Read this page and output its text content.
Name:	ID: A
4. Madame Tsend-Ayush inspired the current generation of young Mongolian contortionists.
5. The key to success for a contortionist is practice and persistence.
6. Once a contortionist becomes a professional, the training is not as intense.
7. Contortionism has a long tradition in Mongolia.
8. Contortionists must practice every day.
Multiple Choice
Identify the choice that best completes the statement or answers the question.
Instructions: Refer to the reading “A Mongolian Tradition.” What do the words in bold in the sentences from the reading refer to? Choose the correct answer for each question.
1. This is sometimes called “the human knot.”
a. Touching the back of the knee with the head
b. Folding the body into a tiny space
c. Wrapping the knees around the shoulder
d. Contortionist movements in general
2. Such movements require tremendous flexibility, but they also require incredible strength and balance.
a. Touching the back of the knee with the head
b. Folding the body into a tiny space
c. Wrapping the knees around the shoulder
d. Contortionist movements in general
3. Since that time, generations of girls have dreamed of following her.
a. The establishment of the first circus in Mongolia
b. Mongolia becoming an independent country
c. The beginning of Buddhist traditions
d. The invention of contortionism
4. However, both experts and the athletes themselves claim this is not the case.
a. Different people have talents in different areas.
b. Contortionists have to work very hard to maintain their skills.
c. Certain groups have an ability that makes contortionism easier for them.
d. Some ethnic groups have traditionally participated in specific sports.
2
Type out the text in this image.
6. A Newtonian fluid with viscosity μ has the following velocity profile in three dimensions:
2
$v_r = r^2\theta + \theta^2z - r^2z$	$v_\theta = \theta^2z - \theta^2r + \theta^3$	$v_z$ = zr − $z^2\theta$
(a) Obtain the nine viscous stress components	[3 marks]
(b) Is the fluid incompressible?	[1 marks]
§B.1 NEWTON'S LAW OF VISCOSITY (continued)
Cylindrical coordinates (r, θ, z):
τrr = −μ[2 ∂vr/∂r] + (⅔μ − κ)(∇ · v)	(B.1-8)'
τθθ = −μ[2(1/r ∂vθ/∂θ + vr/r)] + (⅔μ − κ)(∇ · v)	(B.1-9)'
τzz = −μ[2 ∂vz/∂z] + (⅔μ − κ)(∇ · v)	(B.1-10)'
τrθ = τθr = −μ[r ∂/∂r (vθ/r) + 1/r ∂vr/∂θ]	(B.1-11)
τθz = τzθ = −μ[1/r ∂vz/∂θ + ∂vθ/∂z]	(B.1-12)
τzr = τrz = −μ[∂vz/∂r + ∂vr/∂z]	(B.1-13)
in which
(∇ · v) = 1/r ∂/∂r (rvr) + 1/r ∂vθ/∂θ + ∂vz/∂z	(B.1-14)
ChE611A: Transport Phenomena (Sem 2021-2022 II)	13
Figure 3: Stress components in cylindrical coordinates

Task: Take every line containing the word "practice" and copy it.

Task answer:
5. The key to success for a contortionist is practice and persistence.
8. Contortionists must practice every day.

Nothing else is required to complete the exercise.